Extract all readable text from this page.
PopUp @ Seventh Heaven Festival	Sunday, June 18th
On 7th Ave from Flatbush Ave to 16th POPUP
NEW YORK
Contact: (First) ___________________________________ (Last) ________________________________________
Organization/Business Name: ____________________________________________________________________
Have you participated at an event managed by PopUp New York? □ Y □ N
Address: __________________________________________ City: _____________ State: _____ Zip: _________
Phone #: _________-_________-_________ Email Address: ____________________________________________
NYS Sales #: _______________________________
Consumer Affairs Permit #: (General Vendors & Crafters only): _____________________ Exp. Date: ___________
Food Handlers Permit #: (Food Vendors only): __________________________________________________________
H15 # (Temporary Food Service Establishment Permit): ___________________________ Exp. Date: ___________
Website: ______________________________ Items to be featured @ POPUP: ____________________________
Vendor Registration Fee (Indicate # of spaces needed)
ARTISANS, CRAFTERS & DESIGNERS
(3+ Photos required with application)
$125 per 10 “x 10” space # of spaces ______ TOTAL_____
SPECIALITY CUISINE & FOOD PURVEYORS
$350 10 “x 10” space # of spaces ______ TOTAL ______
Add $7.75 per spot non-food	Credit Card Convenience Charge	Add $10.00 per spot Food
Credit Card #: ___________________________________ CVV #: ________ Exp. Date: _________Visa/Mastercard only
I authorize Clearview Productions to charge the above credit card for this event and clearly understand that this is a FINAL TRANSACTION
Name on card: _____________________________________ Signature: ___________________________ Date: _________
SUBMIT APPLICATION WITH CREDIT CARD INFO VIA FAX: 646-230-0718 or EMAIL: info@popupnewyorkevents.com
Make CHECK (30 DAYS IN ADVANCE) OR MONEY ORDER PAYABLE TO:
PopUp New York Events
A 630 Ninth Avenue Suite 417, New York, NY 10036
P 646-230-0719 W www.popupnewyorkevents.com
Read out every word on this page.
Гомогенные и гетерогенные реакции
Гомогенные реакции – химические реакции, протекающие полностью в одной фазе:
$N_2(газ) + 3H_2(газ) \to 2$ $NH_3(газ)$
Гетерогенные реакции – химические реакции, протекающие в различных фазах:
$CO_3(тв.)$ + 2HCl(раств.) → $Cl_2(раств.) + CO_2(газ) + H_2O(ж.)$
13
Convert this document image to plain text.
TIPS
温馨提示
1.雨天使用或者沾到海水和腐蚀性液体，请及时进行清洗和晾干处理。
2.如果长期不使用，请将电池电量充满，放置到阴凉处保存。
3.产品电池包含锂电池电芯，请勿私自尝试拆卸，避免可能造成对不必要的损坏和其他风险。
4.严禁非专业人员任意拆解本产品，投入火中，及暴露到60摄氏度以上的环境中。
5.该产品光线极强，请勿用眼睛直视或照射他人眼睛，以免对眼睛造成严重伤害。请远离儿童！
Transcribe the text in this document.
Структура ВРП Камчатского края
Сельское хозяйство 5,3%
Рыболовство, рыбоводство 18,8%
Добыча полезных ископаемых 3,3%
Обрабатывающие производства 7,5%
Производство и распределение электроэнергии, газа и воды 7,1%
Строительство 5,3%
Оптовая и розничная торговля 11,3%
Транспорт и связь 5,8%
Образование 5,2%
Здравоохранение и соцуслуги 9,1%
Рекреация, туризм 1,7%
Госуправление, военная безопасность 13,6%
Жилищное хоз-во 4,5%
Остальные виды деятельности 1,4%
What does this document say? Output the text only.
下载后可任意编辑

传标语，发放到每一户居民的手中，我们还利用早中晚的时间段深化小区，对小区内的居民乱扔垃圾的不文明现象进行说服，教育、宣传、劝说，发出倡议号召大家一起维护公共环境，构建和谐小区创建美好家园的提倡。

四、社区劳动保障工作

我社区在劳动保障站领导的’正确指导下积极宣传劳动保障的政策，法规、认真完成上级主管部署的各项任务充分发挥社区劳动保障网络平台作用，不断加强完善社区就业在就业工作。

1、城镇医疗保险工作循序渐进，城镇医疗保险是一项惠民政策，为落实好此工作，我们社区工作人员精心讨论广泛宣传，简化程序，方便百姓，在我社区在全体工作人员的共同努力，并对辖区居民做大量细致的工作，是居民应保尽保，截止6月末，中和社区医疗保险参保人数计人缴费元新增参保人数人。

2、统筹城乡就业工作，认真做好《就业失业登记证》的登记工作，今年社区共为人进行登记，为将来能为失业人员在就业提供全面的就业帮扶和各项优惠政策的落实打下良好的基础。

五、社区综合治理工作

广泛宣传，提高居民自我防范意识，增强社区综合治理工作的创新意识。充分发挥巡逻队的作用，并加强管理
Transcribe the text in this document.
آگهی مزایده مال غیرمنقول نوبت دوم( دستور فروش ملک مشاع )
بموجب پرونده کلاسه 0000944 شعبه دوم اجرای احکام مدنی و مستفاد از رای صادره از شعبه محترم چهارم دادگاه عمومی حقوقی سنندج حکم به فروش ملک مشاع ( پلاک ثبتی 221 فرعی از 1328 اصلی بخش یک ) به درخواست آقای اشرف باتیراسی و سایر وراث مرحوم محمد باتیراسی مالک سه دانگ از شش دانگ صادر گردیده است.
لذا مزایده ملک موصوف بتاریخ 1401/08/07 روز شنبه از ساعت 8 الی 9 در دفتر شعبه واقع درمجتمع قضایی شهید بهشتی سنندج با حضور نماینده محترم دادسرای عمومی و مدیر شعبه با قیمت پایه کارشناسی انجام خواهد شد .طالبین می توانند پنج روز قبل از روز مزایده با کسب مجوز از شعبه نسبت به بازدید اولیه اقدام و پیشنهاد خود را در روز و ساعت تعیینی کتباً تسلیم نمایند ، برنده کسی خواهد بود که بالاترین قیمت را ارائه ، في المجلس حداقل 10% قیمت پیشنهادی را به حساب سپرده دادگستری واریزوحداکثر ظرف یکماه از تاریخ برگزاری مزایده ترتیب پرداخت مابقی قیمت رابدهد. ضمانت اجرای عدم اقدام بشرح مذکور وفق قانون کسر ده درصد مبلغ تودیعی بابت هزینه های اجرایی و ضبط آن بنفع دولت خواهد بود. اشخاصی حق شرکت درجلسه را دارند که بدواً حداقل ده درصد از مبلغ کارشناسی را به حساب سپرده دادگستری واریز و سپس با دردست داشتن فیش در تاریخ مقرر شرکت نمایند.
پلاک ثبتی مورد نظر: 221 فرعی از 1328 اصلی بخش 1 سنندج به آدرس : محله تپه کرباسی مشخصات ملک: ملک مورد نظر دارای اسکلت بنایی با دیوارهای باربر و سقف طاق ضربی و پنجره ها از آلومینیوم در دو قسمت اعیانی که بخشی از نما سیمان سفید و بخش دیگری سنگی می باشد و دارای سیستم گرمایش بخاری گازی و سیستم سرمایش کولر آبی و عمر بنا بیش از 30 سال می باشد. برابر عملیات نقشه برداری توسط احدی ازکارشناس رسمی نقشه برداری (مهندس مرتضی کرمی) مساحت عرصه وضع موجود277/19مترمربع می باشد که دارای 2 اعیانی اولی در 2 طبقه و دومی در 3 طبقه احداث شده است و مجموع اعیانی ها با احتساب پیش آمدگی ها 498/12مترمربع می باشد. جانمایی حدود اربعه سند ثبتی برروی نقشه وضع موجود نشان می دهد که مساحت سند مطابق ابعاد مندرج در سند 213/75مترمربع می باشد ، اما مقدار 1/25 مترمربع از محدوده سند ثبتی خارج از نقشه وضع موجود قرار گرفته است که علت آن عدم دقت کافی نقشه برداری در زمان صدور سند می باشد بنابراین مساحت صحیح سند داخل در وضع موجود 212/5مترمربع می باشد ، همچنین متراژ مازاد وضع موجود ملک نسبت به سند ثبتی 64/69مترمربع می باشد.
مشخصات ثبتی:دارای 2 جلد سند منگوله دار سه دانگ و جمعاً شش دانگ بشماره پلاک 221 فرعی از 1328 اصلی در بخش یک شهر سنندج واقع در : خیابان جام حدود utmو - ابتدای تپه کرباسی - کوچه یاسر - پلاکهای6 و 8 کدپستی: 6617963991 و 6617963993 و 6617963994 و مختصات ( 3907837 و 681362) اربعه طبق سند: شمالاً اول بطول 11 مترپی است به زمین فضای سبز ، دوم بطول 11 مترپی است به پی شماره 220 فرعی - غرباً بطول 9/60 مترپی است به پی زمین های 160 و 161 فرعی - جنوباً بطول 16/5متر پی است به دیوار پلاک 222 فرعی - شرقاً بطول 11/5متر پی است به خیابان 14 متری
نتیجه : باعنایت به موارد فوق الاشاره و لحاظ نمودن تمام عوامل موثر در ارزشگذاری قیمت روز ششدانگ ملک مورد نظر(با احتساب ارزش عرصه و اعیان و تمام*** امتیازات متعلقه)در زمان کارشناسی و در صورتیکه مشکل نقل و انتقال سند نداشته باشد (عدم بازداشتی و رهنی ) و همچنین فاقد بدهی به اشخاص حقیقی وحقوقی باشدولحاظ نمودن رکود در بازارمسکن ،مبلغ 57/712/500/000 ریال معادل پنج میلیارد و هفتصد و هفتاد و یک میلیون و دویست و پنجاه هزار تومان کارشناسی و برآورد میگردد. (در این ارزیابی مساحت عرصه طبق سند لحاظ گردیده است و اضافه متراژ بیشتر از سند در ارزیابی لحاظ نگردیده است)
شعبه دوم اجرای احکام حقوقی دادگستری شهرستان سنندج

» Task instructions:
Take every line from the data above that holds "химические" and copy it out.

» Task answer:
Гомогенные реакции – химические реакции, протекающие полностью в одной фазе:
Гетерогенные реакции – химические реакции, протекающие в различных фазах:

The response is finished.